**TASK TO COMPLETE:**
Output the material below in full, exactly as it is.

**DATA PROVIDED:**
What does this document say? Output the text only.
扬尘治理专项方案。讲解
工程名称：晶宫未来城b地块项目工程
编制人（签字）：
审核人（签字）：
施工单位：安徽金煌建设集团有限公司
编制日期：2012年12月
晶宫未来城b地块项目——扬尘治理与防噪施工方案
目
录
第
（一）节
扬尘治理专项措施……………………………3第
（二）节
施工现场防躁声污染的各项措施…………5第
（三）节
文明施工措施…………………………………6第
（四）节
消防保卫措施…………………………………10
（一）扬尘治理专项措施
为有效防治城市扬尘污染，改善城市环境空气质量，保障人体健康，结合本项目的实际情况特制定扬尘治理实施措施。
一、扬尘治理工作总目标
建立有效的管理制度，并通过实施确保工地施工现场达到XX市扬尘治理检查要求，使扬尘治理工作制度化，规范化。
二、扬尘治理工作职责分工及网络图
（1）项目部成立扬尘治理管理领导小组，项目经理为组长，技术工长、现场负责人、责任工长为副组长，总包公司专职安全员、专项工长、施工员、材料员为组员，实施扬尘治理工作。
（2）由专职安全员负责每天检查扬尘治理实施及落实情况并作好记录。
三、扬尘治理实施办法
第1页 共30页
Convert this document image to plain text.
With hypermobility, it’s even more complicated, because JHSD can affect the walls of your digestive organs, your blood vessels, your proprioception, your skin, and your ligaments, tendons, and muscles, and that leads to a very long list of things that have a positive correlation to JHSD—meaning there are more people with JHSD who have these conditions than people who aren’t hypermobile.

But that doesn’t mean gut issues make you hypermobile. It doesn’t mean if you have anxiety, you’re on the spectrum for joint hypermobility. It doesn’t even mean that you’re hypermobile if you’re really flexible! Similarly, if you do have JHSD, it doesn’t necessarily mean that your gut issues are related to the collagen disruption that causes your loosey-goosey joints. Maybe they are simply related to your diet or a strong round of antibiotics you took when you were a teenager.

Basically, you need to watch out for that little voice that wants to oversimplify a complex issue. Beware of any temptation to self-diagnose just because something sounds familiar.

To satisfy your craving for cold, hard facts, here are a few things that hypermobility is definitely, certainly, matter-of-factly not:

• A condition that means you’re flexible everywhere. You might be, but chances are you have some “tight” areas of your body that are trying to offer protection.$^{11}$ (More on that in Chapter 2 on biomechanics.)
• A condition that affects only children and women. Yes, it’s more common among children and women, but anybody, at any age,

**FULL RESPONSE:**
What does this document say? Output the text only.
扬尘治理专项方案。讲解
工程名称：晶宫未来城b地块项目工程
编制人（签字）：
审核人（签字）：
施工单位：安徽金煌建设集团有限公司
编制日期：2012年12月
晶宫未来城b地块项目——扬尘治理与防噪施工方案
目
录
第
（一）节
扬尘治理专项措施……………………………3第
（二）节
施工现场防躁声污染的各项措施…………5第
（三）节
文明施工措施…………………………………6第
（四）节
消防保卫措施…………………………………10
（一）扬尘治理专项措施
为有效防治城市扬尘污染，改善城市环境空气质量，保障人体健康，结合本项目的实际情况特制定扬尘治理实施措施。
一、扬尘治理工作总目标
建立有效的管理制度，并通过实施确保工地施工现场达到XX市扬尘治理检查要求，使扬尘治理工作制度化，规范化。
二、扬尘治理工作职责分工及网络图
（1）项目部成立扬尘治理管理领导小组，项目经理为组长，技术工长、现场负责人、责任工长为副组长，总包公司专职安全员、专项工长、施工员、材料员为组员，实施扬尘治理工作。
（2）由专职安全员负责每天检查扬尘治理实施及落实情况并作好记录。
三、扬尘治理实施办法
第1页 共30页
Convert this document image to plain text.
With hypermobility, it’s even more complicated, because JHSD can affect the walls of your digestive organs, your blood vessels, your proprioception, your skin, and your ligaments, tendons, and muscles, and that leads to a very long list of things that have a positive correlation to JHSD—meaning there are more people with JHSD who have these conditions than people who aren’t hypermobile.

But that doesn’t mean gut issues make you hypermobile. It doesn’t mean if you have anxiety, you’re on the spectrum for joint hypermobility. It doesn’t even mean that you’re hypermobile if you’re really flexible! Similarly, if you do have JHSD, it doesn’t necessarily mean that your gut issues are related to the collagen disruption that causes your loosey-goosey joints. Maybe they are simply related to your diet or a strong round of antibiotics you took when you were a teenager.

Basically, you need to watch out for that little voice that wants to oversimplify a complex issue. Beware of any temptation to self-diagnose just because something sounds familiar.

To satisfy your craving for cold, hard facts, here are a few things that hypermobility is definitely, certainly, matter-of-factly not:

• A condition that means you’re flexible everywhere. You might be, but chances are you have some “tight” areas of your body that are trying to offer protection.$^{11}$ (More on that in Chapter 2 on biomechanics.)
• A condition that affects only children and women. Yes, it’s more common among children and women, but anybody, at any age,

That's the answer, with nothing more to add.